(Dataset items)
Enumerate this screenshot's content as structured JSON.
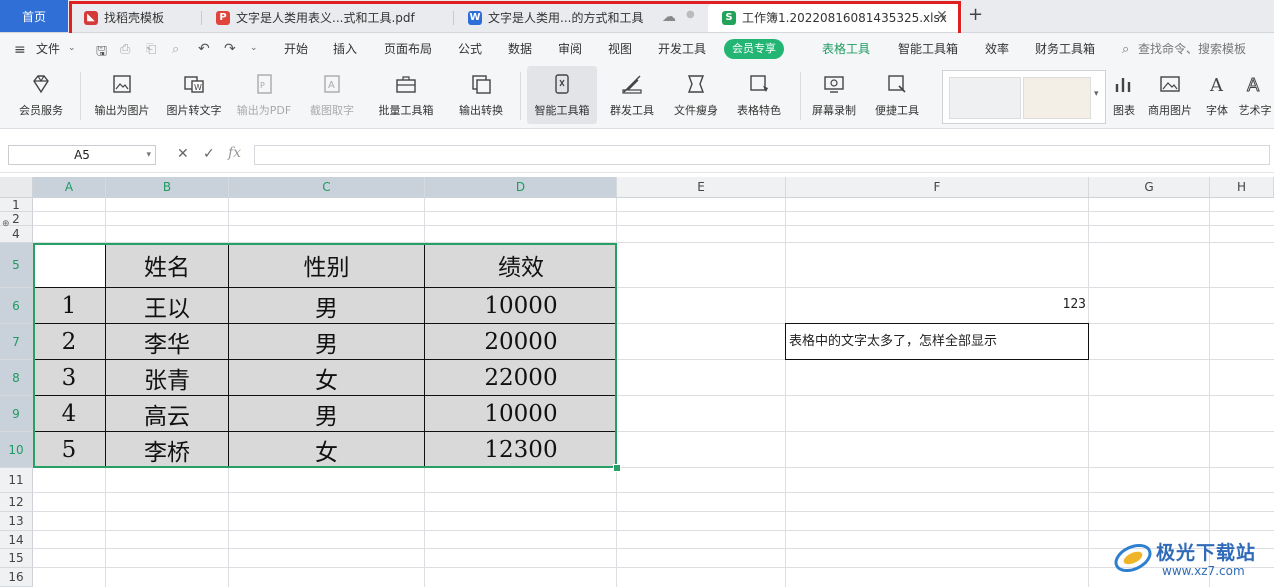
{
  "tabs": {
    "home": "首页",
    "items": [
      {
        "label": "找稻壳模板",
        "icon": "daoke-icon",
        "color": "#d43a3a"
      },
      {
        "label": "文字是人类用表义...式和工具.pdf",
        "icon": "pdf-icon",
        "color": "#e0443b"
      },
      {
        "label": "文字是人类用...的方式和工具",
        "icon": "wps-writer-icon",
        "color": "#2d6fd6"
      },
      {
        "label": "工作簿1.20220816081435325.xlsx",
        "icon": "wps-sheet-icon",
        "color": "#22a35a"
      }
    ],
    "add": "+"
  },
  "menu": {
    "file": "文件",
    "items": [
      "开始",
      "插入",
      "页面布局",
      "公式",
      "数据",
      "审阅",
      "视图",
      "开发工具"
    ],
    "vip": "会员专享",
    "active": "表格工具",
    "more": [
      "智能工具箱",
      "效率",
      "财务工具箱"
    ],
    "search": "查找命令、搜索模板"
  },
  "ribbon": {
    "items": [
      "会员服务",
      "输出为图片",
      "图片转文字",
      "输出为PDF",
      "截图取字",
      "批量工具箱",
      "输出转换",
      "智能工具箱",
      "群发工具",
      "文件瘦身",
      "表格特色",
      "屏幕录制",
      "便捷工具",
      "图表",
      "商用图片",
      "字体",
      "艺术字"
    ]
  },
  "formula": {
    "cell_ref": "A5",
    "fx": "fx",
    "value": ""
  },
  "grid": {
    "columns": [
      "A",
      "B",
      "C",
      "D",
      "E",
      "F",
      "G",
      "H"
    ],
    "rows": [
      "1",
      "2",
      "4",
      "5",
      "6",
      "7",
      "8",
      "9",
      "10",
      "11",
      "12",
      "13",
      "14",
      "15",
      "16"
    ],
    "table": {
      "header": [
        "",
        "姓名",
        "性别",
        "绩效"
      ],
      "rows": [
        [
          "1",
          "王以",
          "男",
          "10000"
        ],
        [
          "2",
          "李华",
          "男",
          "20000"
        ],
        [
          "3",
          "张青",
          "女",
          "22000"
        ],
        [
          "4",
          "高云",
          "男",
          "10000"
        ],
        [
          "5",
          "李桥",
          "女",
          "12300"
        ]
      ]
    },
    "f6": "123",
    "f7": "表格中的文字太多了，怎样全部显示"
  },
  "watermark": {
    "title": "极光下载站",
    "url": "www.xz7.com"
  },
  "colors": {
    "accent": "#27a065",
    "highlight_box": "#e02020",
    "home_tab": "#2f6fd6",
    "vip": "#22b573"
  }
}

WHAT YOU SHOULD DO:
Above are records; say how many of their lines contain the word "label", giving only the number.

REPLY:
4